▸ Work to do:
Look through the material and copy each line holding "type".

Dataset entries
────────

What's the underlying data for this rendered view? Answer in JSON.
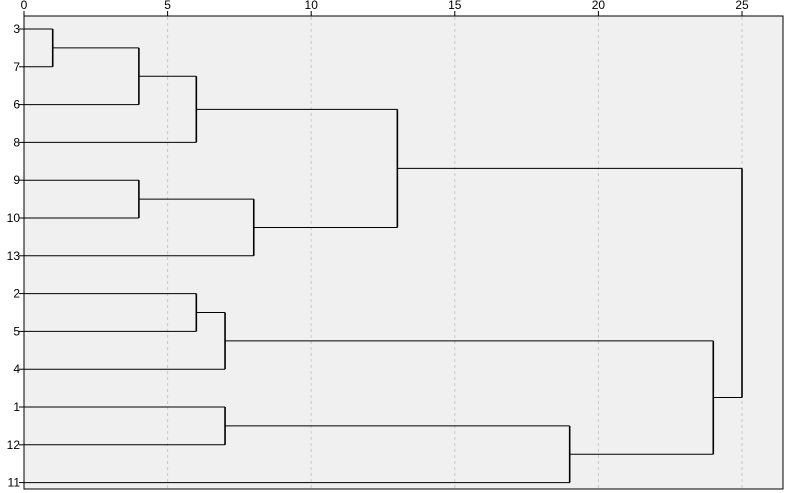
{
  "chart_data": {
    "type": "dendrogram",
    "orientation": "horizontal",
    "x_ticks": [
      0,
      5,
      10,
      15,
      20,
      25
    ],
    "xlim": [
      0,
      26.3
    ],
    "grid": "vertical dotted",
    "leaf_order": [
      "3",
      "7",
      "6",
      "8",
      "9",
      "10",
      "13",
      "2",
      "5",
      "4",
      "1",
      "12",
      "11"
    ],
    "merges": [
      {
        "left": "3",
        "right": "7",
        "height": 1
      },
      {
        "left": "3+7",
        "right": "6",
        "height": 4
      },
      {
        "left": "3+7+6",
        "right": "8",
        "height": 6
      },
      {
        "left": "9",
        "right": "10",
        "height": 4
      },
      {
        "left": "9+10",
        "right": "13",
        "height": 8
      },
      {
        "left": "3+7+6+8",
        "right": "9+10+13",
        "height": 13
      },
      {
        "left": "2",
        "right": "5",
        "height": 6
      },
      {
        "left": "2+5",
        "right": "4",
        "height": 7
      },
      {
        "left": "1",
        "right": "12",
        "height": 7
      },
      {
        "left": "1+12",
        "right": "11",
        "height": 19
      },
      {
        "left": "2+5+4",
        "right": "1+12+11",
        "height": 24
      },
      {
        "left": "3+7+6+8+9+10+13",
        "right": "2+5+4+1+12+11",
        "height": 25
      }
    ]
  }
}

────────

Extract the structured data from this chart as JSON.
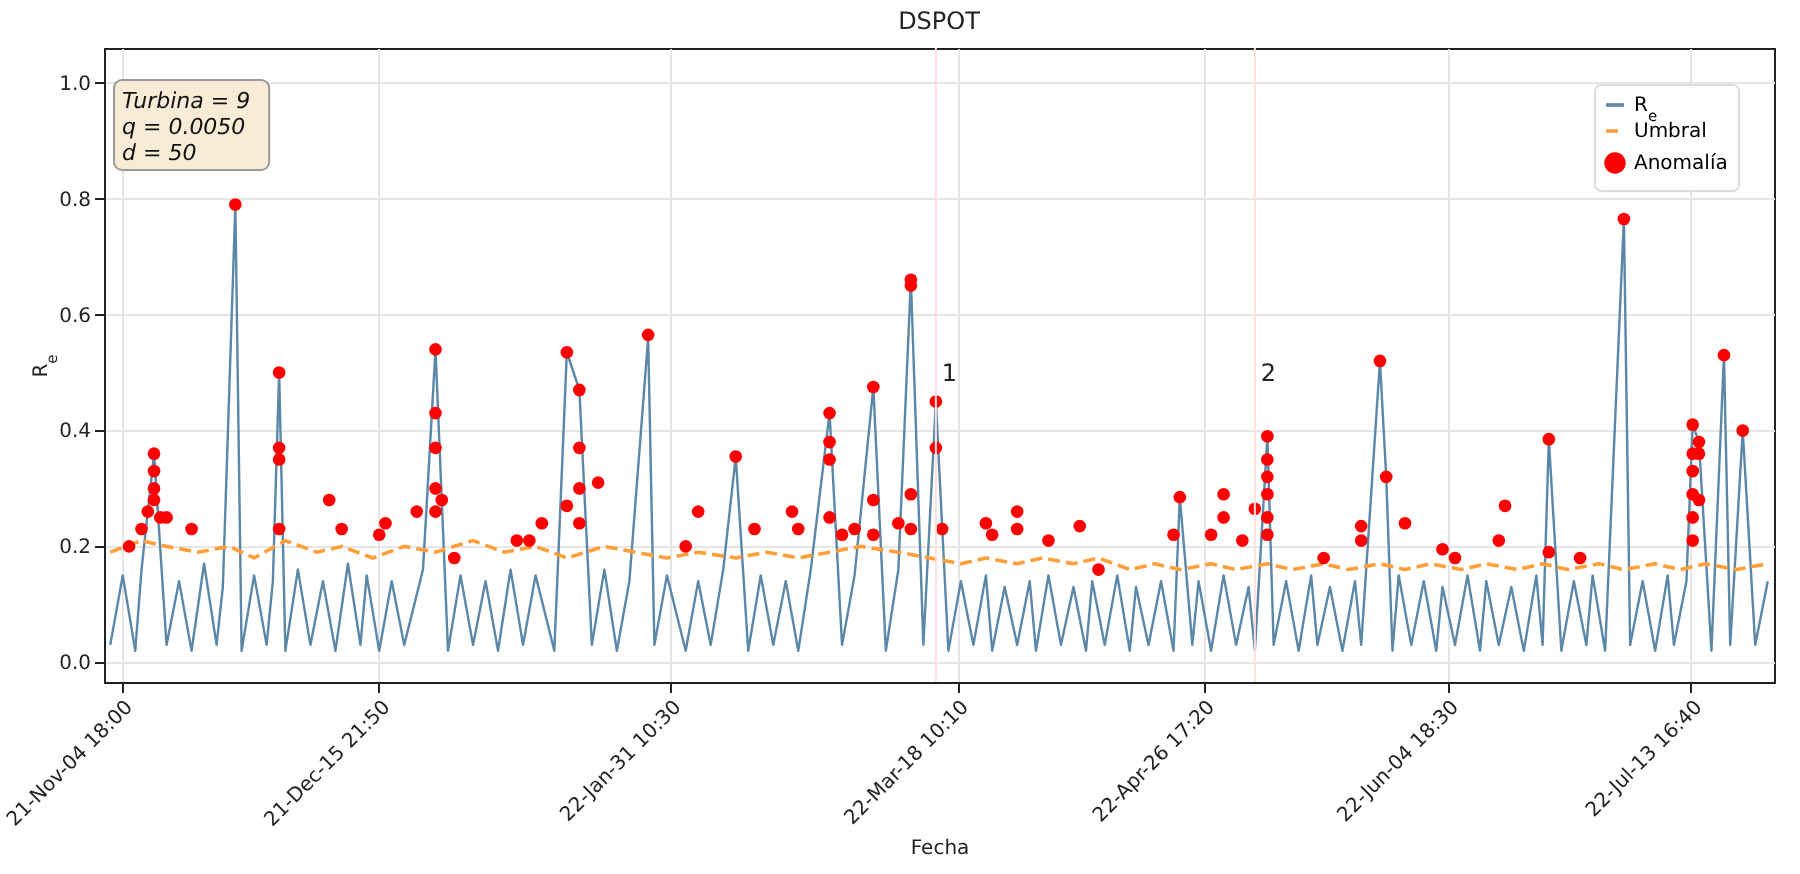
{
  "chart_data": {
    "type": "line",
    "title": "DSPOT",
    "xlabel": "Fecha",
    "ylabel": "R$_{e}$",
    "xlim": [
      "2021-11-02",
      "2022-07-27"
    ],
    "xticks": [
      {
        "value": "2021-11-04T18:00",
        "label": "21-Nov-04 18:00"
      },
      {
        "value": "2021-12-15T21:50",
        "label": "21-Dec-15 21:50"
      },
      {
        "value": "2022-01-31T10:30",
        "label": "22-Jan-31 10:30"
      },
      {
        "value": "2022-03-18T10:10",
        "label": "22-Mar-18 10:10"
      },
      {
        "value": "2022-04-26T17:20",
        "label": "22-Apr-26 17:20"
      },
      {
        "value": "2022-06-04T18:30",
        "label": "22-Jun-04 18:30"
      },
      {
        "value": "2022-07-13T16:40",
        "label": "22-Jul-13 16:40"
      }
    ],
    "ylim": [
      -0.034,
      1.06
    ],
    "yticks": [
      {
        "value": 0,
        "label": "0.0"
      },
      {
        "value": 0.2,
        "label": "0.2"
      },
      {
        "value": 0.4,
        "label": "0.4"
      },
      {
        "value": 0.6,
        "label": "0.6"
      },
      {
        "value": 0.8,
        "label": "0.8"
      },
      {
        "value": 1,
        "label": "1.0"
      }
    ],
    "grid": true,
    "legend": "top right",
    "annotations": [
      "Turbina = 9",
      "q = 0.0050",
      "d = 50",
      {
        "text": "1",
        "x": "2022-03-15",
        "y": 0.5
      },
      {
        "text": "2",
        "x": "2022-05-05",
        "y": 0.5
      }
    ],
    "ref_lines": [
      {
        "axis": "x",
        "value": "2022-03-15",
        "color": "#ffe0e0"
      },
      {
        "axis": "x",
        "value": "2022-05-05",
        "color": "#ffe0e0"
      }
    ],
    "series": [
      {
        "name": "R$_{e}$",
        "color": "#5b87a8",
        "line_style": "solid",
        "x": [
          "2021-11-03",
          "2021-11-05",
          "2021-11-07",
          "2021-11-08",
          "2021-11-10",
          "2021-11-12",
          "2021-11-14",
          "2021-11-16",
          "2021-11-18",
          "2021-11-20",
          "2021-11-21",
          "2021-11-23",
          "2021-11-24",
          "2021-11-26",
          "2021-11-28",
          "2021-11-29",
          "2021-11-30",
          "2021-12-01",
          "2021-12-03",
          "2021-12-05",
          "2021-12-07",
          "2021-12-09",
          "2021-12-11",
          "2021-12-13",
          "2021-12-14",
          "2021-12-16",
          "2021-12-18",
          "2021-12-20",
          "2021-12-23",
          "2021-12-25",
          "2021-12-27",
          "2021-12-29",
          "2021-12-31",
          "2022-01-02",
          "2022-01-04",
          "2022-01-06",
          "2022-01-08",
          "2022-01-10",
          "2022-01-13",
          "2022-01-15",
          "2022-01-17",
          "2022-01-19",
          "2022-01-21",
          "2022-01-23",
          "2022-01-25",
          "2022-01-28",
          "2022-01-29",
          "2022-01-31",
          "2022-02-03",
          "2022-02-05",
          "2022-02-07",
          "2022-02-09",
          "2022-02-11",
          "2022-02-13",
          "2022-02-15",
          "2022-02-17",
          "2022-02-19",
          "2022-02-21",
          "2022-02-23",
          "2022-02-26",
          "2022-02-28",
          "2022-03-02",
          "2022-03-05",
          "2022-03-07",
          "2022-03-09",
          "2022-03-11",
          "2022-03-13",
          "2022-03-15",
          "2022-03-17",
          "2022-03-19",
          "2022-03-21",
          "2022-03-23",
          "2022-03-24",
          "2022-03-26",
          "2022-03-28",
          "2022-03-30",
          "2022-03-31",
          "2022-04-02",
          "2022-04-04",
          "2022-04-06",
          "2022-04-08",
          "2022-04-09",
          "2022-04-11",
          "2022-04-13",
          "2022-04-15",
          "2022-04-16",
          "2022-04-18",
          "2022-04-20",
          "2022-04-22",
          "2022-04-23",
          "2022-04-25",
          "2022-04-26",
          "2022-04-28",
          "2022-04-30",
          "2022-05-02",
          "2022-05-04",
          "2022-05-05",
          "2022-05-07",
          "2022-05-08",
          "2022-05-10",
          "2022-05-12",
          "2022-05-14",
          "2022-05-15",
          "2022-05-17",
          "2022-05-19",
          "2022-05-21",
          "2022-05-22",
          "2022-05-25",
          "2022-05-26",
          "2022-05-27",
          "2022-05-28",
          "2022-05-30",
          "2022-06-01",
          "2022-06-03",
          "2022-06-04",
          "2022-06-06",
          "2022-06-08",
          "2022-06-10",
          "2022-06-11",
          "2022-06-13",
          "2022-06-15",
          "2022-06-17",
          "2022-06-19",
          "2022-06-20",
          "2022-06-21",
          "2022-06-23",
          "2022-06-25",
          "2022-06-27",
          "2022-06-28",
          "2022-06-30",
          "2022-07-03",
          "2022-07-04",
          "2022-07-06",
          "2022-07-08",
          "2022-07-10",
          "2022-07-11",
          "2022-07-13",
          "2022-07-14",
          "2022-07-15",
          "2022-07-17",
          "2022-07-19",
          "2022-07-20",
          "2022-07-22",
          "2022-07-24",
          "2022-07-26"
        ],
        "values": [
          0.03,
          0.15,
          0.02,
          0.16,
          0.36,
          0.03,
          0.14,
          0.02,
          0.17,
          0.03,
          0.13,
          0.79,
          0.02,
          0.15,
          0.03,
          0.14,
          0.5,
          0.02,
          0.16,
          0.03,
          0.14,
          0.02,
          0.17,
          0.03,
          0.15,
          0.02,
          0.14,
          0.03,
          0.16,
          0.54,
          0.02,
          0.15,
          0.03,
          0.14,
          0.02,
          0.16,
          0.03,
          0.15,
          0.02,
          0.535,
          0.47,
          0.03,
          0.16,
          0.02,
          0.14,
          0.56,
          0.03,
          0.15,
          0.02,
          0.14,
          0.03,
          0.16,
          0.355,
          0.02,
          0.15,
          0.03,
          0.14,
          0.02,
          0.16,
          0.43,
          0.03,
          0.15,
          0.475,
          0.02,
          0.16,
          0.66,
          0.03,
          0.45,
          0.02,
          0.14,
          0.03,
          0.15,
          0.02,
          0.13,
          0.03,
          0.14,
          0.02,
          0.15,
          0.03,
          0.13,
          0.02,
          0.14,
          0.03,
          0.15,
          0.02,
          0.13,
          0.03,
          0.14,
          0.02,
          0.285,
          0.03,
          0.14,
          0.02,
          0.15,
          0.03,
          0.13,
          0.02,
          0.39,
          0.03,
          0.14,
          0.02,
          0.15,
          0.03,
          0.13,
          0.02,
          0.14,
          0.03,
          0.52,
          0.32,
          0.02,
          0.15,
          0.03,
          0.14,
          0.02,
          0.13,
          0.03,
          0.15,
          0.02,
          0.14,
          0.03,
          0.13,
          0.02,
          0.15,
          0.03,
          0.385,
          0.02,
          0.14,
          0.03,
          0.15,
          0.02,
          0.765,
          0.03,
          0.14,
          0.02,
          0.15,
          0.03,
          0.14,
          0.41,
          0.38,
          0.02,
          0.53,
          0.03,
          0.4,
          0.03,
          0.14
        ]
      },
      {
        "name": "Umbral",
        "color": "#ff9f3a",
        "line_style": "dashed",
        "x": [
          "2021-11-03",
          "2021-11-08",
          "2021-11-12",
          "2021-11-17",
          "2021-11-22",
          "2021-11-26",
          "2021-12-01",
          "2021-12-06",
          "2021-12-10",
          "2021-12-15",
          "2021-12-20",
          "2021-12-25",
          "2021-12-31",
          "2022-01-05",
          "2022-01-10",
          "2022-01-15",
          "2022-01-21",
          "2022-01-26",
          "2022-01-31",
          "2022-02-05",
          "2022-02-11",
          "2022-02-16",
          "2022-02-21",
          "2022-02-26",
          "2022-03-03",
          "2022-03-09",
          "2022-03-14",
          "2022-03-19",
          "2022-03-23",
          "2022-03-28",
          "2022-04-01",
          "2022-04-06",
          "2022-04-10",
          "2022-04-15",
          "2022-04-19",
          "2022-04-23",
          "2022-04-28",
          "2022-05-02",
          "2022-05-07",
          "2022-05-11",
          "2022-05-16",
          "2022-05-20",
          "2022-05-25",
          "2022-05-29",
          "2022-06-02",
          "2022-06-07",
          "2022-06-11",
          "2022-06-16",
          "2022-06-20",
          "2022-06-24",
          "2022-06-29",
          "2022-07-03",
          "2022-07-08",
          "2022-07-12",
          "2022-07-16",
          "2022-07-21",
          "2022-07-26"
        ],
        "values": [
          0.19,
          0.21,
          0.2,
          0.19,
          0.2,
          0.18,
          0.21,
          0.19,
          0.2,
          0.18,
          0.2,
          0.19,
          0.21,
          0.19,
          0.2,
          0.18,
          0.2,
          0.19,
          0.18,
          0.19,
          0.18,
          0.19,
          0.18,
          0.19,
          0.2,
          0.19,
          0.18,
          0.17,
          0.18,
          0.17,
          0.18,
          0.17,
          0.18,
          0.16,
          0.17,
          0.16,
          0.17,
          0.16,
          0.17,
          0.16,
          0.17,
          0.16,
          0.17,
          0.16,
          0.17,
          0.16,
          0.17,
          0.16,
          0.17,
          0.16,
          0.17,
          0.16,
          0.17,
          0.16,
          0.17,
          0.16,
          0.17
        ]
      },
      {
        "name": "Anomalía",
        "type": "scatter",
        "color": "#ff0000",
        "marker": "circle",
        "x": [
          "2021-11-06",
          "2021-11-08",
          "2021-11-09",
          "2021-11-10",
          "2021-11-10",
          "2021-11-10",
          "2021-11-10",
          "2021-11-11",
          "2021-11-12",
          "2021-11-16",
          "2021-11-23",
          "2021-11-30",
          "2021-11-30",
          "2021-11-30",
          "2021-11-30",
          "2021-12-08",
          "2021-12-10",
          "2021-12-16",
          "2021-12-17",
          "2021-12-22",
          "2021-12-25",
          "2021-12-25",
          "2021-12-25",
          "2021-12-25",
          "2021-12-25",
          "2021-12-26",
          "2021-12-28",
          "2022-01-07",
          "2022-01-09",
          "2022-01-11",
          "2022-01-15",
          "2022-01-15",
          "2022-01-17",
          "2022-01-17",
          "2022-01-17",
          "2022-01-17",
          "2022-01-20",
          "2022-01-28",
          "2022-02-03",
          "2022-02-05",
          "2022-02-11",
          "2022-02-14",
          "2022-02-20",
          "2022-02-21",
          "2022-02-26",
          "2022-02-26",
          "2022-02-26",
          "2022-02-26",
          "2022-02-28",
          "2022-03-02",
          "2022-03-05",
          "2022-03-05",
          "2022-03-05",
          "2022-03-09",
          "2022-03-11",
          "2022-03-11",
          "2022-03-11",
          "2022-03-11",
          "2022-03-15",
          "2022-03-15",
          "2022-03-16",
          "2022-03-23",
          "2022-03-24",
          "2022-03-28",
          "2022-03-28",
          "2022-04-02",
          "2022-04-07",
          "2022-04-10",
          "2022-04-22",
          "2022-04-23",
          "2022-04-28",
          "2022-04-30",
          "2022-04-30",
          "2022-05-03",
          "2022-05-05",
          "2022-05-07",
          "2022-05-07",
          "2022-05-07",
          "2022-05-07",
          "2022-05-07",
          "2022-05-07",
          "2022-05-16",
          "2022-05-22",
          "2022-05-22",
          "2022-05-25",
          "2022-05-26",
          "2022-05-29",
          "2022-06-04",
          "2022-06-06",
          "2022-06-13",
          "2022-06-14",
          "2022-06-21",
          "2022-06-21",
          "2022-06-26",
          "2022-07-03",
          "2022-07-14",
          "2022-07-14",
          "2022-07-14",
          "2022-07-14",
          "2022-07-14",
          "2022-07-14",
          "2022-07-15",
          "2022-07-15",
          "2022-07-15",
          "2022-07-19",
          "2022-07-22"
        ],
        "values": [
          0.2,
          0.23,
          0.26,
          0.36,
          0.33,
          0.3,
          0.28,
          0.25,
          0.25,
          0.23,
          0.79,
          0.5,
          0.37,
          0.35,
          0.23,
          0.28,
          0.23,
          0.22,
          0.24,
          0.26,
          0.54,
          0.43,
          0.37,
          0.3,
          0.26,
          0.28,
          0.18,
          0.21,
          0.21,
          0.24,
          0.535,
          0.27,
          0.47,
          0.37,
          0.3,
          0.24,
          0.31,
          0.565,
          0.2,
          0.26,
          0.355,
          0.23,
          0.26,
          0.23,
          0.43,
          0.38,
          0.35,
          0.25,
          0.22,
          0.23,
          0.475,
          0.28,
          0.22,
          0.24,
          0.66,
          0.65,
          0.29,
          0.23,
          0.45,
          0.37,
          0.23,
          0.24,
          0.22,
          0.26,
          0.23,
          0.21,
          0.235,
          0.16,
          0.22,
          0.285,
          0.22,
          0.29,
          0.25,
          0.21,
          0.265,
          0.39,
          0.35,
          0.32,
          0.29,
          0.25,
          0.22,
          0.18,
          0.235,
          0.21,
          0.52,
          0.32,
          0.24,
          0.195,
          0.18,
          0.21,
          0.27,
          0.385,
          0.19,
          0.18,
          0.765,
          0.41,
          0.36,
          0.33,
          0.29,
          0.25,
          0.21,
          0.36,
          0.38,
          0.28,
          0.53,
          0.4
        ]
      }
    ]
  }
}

────────

▸ Written reply:
    "type": "dendrogram",
    "type": "line",
        "type": "scatter",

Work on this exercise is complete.